The problem:
Skip the images. Copy the records exactly as written.

Record list:
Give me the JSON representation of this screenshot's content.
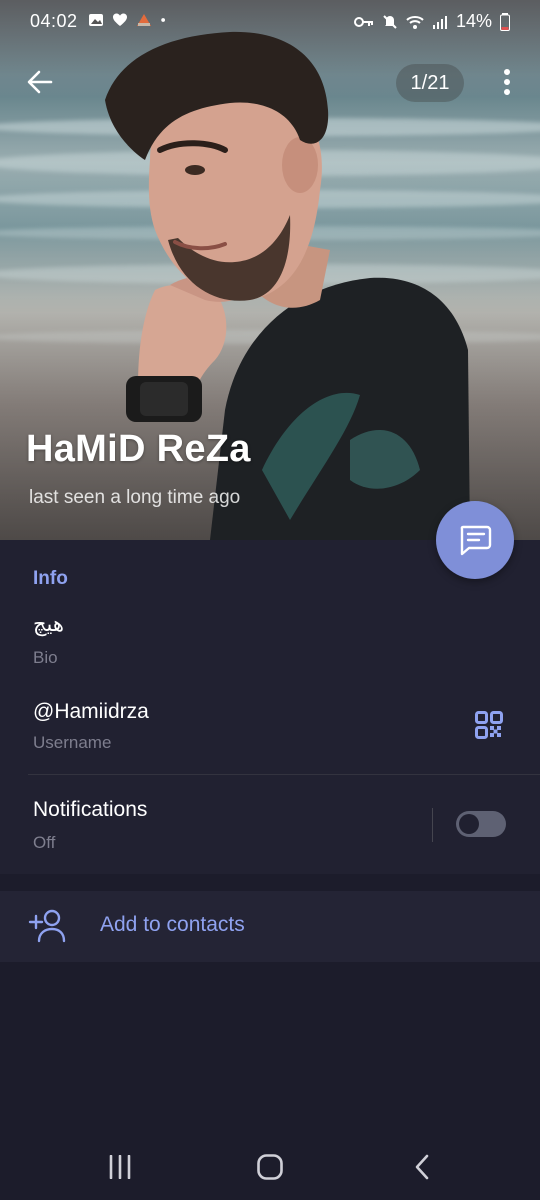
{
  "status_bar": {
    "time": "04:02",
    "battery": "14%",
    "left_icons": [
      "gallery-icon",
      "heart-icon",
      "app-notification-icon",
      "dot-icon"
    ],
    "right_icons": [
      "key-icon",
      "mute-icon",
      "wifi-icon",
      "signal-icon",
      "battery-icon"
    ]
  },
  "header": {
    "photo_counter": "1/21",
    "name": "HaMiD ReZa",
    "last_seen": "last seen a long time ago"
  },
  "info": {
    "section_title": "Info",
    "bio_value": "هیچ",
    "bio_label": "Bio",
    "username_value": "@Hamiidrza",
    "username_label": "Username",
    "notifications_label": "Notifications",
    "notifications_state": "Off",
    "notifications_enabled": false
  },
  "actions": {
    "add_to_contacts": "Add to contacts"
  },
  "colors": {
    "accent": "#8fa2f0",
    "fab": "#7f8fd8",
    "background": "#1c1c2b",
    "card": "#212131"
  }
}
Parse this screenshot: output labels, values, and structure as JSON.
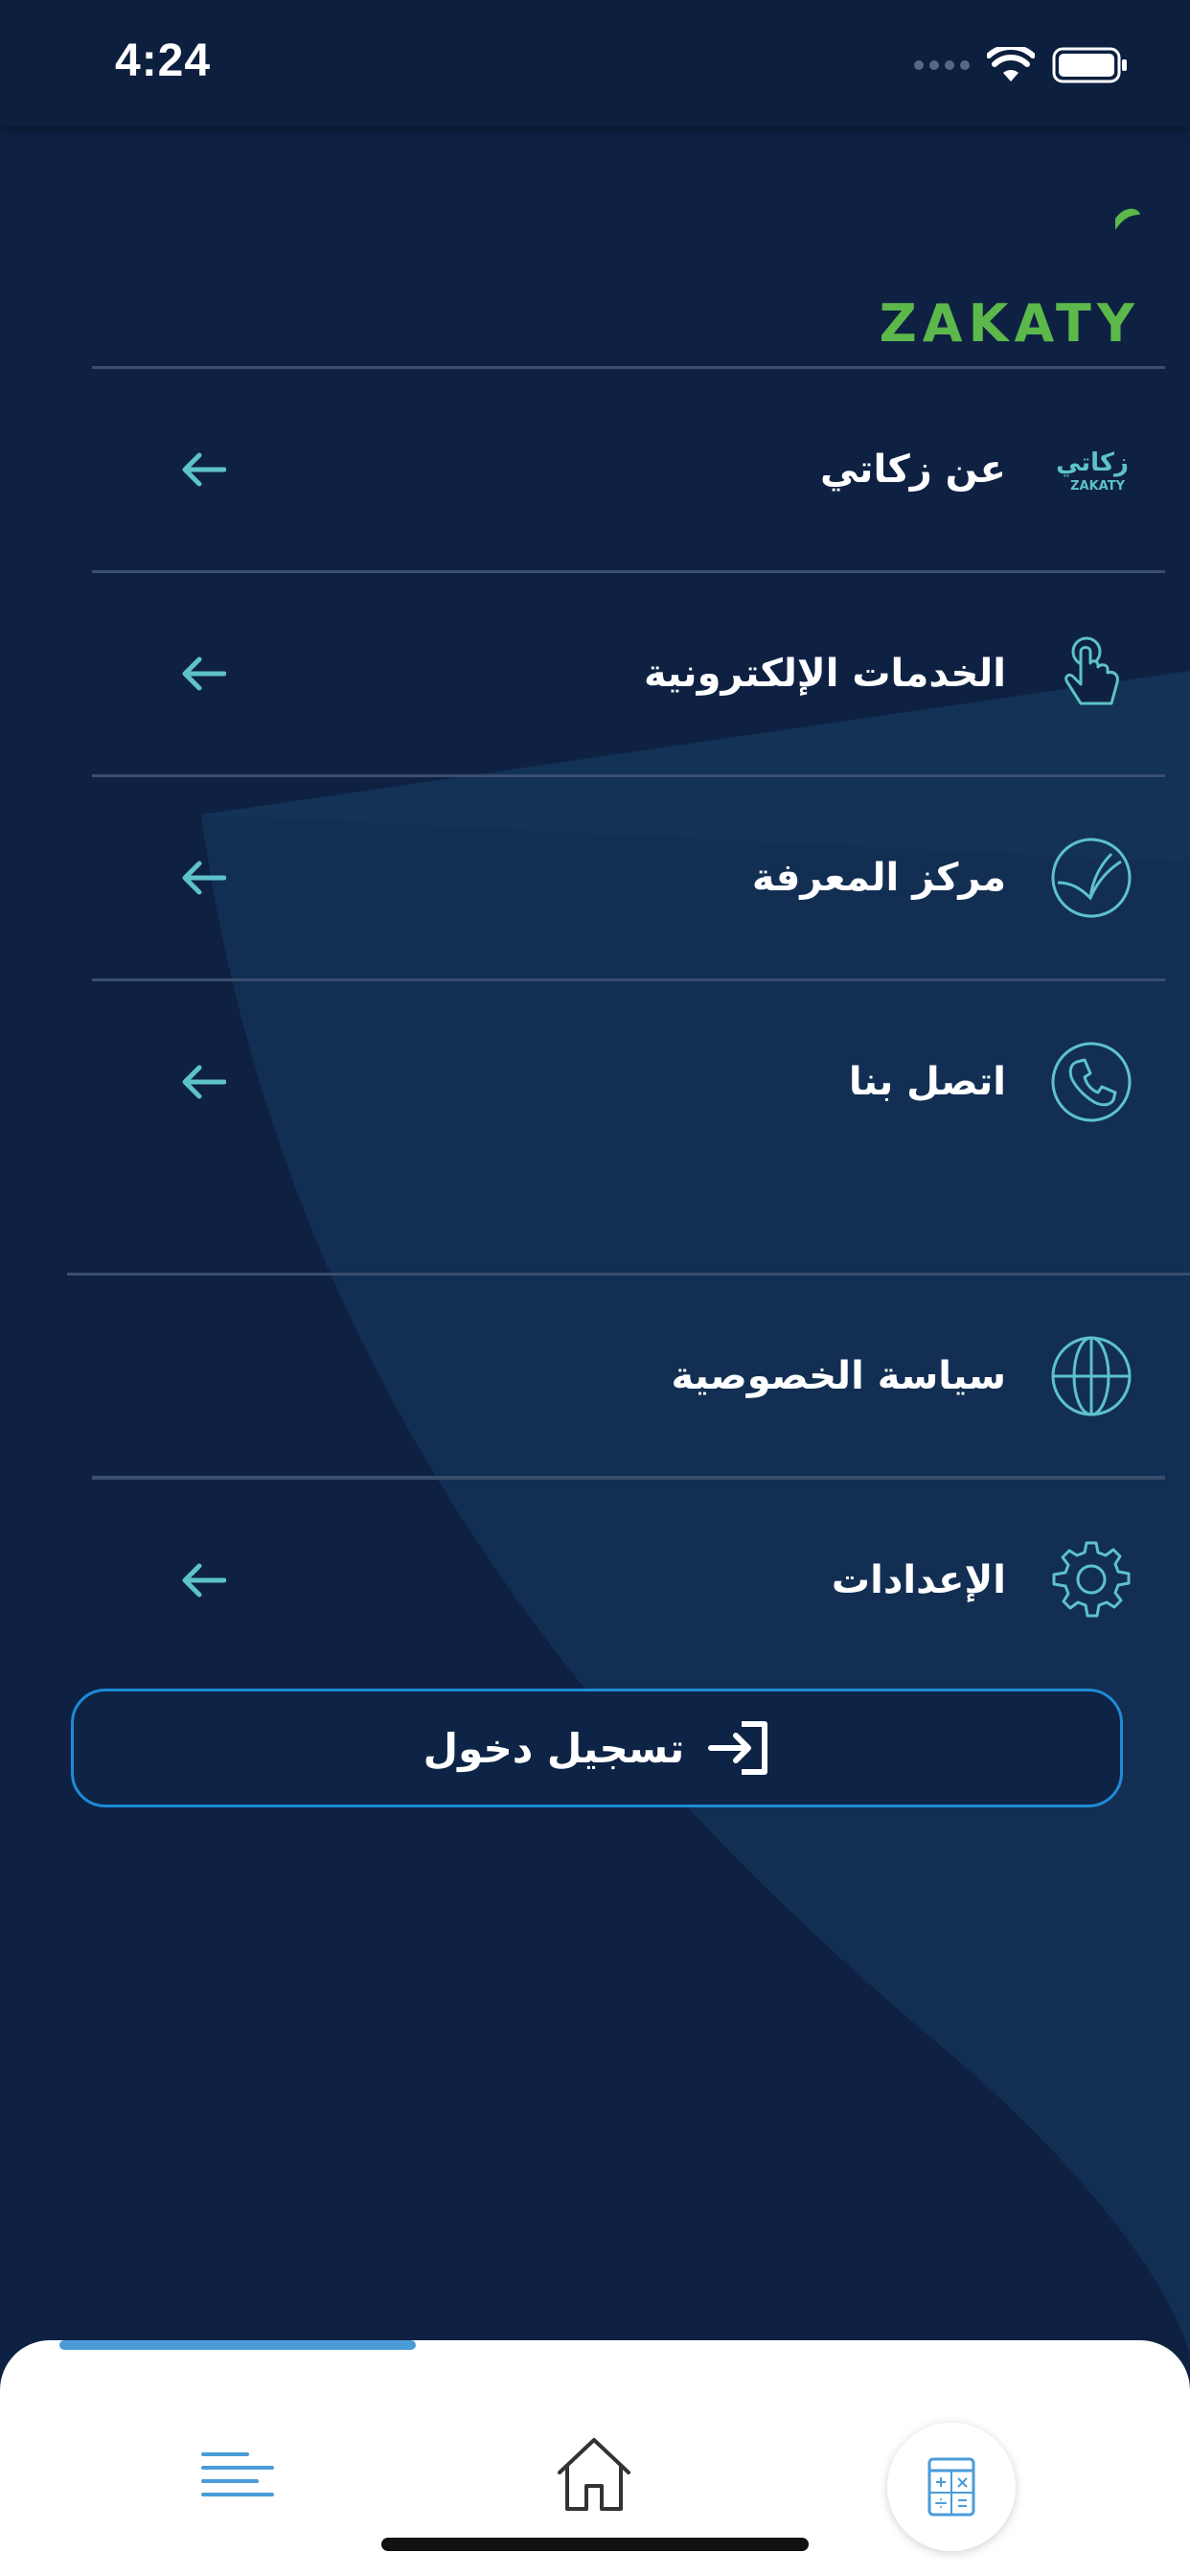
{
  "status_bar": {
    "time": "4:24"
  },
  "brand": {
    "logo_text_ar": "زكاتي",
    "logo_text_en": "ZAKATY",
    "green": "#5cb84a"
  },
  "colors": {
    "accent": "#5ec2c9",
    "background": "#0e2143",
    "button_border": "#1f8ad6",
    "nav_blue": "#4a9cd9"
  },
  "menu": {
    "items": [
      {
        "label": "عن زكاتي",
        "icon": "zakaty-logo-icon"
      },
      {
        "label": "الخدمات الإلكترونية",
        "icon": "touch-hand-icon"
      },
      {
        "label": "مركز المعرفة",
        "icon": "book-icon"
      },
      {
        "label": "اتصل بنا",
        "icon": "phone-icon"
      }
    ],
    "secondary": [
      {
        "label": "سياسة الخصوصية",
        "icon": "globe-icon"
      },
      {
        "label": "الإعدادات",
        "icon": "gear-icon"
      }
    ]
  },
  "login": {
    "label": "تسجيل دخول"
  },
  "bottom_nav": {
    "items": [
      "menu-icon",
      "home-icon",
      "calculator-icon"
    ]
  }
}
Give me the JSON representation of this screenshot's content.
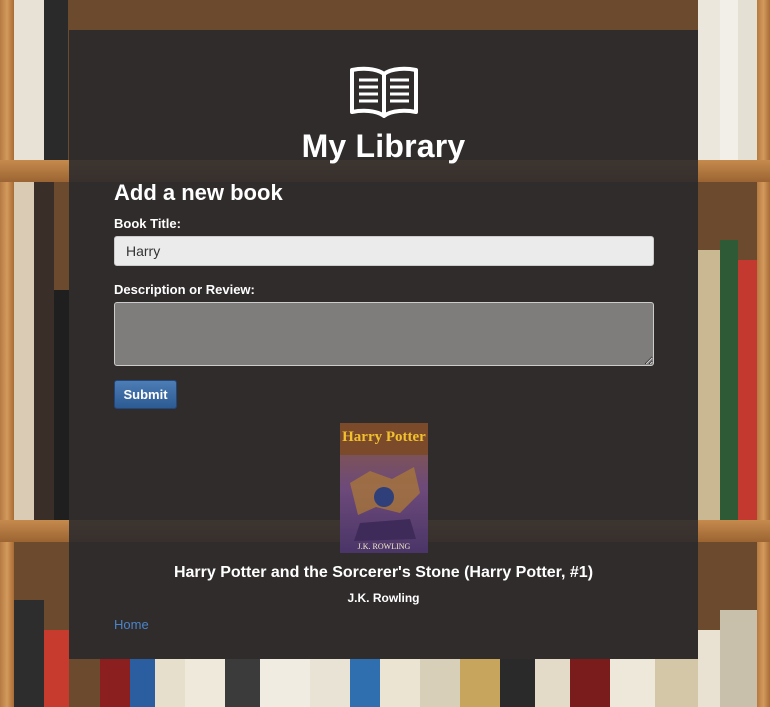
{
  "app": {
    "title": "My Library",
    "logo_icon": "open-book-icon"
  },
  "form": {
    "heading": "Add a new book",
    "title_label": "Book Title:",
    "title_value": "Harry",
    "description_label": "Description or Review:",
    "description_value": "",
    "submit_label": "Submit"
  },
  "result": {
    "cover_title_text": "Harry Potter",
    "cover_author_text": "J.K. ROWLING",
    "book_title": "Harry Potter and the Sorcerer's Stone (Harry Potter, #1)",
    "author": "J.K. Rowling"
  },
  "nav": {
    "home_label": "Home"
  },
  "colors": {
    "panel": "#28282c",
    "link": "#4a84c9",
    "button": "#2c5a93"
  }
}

Solution to the problem:
Give me the JSON representation of this screenshot's content.
{
  "status_bar": {
    "time": "04:02",
    "battery": "14%",
    "left_icons": [
      "gallery-icon",
      "heart-icon",
      "app-notification-icon",
      "dot-icon"
    ],
    "right_icons": [
      "key-icon",
      "mute-icon",
      "wifi-icon",
      "signal-icon",
      "battery-icon"
    ]
  },
  "header": {
    "photo_counter": "1/21",
    "name": "HaMiD ReZa",
    "last_seen": "last seen a long time ago"
  },
  "info": {
    "section_title": "Info",
    "bio_value": "هیچ",
    "bio_label": "Bio",
    "username_value": "@Hamiidrza",
    "username_label": "Username",
    "notifications_label": "Notifications",
    "notifications_state": "Off",
    "notifications_enabled": false
  },
  "actions": {
    "add_to_contacts": "Add to contacts"
  },
  "colors": {
    "accent": "#8fa2f0",
    "fab": "#7f8fd8",
    "background": "#1c1c2b",
    "card": "#212131"
  }
}
Parse this screenshot: output labels, values, and structure as JSON.
{
  "status_bar": {
    "time": "4:24"
  },
  "brand": {
    "logo_text_ar": "زكاتي",
    "logo_text_en": "ZAKATY",
    "green": "#5cb84a"
  },
  "colors": {
    "accent": "#5ec2c9",
    "background": "#0e2143",
    "button_border": "#1f8ad6",
    "nav_blue": "#4a9cd9"
  },
  "menu": {
    "items": [
      {
        "label": "عن زكاتي",
        "icon": "zakaty-logo-icon"
      },
      {
        "label": "الخدمات الإلكترونية",
        "icon": "touch-hand-icon"
      },
      {
        "label": "مركز المعرفة",
        "icon": "book-icon"
      },
      {
        "label": "اتصل بنا",
        "icon": "phone-icon"
      }
    ],
    "secondary": [
      {
        "label": "سياسة الخصوصية",
        "icon": "globe-icon"
      },
      {
        "label": "الإعدادات",
        "icon": "gear-icon"
      }
    ]
  },
  "login": {
    "label": "تسجيل دخول"
  },
  "bottom_nav": {
    "items": [
      "menu-icon",
      "home-icon",
      "calculator-icon"
    ]
  }
}
Give me the JSON representation of this screenshot's content.
{
  "app": {
    "title": "My Library",
    "logo_icon": "open-book-icon"
  },
  "form": {
    "heading": "Add a new book",
    "title_label": "Book Title:",
    "title_value": "Harry",
    "description_label": "Description or Review:",
    "description_value": "",
    "submit_label": "Submit"
  },
  "result": {
    "cover_title_text": "Harry Potter",
    "cover_author_text": "J.K. ROWLING",
    "book_title": "Harry Potter and the Sorcerer's Stone (Harry Potter, #1)",
    "author": "J.K. Rowling"
  },
  "nav": {
    "home_label": "Home"
  },
  "colors": {
    "panel": "#28282c",
    "link": "#4a84c9",
    "button": "#2c5a93"
  }
}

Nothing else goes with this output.